§ **CHALLENGE**:
Reproduce the records line for line, starting at their first line and ending with the line that contains "334, 141, 350]", including that line.
* begin DATA EXCERPTS *
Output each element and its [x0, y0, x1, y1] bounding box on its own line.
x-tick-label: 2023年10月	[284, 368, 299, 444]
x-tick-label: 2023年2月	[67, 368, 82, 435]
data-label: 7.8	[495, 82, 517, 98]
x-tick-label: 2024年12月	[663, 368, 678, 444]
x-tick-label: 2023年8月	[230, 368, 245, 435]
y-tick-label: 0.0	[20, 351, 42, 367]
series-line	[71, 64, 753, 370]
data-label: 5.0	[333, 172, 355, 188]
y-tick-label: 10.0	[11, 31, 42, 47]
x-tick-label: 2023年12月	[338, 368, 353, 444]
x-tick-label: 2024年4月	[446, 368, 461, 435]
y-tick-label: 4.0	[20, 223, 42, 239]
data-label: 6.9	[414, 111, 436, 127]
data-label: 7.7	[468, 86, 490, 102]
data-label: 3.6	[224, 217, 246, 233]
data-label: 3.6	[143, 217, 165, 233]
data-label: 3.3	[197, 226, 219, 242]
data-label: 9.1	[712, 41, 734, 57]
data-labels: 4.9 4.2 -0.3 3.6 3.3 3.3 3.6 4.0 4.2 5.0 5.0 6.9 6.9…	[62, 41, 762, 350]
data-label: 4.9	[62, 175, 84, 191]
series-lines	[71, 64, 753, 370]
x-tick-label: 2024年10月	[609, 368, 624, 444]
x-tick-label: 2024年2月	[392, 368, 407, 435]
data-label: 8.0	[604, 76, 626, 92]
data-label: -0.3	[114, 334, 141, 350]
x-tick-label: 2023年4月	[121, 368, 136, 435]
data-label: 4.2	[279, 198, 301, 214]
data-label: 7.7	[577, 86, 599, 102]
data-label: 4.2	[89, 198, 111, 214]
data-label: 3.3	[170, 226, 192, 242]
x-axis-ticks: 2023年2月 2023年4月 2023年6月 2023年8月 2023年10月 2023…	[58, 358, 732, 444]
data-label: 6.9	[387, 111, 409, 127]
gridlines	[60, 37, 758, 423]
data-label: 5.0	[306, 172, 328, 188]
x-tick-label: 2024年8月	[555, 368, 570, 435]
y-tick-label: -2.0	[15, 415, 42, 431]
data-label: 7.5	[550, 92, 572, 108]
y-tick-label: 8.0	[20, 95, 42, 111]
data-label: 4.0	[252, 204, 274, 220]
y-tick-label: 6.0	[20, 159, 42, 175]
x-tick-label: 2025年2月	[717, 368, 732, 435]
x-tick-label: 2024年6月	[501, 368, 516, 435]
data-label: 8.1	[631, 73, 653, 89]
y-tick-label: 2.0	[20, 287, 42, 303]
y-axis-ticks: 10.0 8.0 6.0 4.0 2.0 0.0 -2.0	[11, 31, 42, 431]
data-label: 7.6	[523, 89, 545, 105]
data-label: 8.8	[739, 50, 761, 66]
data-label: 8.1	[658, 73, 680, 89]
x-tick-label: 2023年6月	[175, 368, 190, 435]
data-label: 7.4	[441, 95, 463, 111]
* end DATA EXCERPTS *
§ **RESPONSE**:
Output each element and its [x0, y0, x1, y1] bounding box on its own line.
x-tick-label: 2023年10月	[284, 368, 299, 444]
x-tick-label: 2023年2月	[67, 368, 82, 435]
data-label: 7.8	[495, 82, 517, 98]
x-tick-label: 2024年12月	[663, 368, 678, 444]
x-tick-label: 2023年8月	[230, 368, 245, 435]
y-tick-label: 0.0	[20, 351, 42, 367]
series-line	[71, 64, 753, 370]
data-label: 5.0	[333, 172, 355, 188]
y-tick-label: 10.0	[11, 31, 42, 47]
x-tick-label: 2023年12月	[338, 368, 353, 444]
x-tick-label: 2024年4月	[446, 368, 461, 435]
y-tick-label: 4.0	[20, 223, 42, 239]
data-label: 6.9	[414, 111, 436, 127]
data-label: 7.7	[468, 86, 490, 102]
data-label: 3.6	[224, 217, 246, 233]
data-label: 3.6	[143, 217, 165, 233]
data-label: 3.3	[197, 226, 219, 242]
data-label: 9.1	[712, 41, 734, 57]
data-labels: 4.9 4.2 -0.3 3.6 3.3 3.3 3.6 4.0 4.2 5.0 5.0 6.9 6.9…	[62, 41, 762, 350]
data-label: 4.9	[62, 175, 84, 191]
series-lines	[71, 64, 753, 370]
x-tick-label: 2024年10月	[609, 368, 624, 444]
x-tick-label: 2024年2月	[392, 368, 407, 435]
data-label: 8.0	[604, 76, 626, 92]
data-label: -0.3	[114, 334, 141, 350]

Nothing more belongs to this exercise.